## BEGIN

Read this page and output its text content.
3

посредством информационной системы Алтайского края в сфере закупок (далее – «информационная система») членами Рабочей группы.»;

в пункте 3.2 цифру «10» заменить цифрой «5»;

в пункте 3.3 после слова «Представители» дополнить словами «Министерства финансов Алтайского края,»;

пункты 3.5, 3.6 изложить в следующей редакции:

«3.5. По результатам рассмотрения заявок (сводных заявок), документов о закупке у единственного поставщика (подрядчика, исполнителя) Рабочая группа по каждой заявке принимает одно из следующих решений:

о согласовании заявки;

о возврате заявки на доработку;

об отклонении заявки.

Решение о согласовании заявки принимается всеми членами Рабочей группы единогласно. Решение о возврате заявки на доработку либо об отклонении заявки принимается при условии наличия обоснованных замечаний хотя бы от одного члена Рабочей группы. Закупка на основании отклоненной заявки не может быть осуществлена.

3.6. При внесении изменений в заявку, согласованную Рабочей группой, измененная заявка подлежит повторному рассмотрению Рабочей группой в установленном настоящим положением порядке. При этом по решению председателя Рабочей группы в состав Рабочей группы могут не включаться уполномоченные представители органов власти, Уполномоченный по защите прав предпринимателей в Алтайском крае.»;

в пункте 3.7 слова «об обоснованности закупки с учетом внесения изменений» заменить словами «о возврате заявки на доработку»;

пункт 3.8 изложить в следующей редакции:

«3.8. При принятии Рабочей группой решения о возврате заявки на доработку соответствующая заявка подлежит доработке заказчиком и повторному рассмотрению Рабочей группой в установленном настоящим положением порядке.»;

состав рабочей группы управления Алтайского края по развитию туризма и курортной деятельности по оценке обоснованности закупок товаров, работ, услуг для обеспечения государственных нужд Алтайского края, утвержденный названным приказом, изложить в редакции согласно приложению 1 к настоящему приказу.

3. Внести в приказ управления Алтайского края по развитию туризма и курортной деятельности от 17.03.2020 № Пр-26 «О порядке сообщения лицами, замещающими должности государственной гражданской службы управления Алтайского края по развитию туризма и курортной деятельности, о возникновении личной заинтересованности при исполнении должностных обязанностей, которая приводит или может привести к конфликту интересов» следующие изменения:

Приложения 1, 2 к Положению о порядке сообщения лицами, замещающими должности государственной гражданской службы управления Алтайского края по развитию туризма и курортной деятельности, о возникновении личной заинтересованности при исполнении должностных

## END

WHAT YOU WILL DO:
Every line of the records that includes the word "отклонении" should be gathered.

FULL ANSWER:
об отклонении заявки.
Решение о согласовании заявки принимается всеми членами Рабочей группы единогласно. Решение о возврате заявки на доработку либо об отклонении заявки принимается при условии наличия обоснованных замечаний хотя бы от одного члена Рабочей группы. Закупка на основании отклоненной заявки не может быть осуществлена.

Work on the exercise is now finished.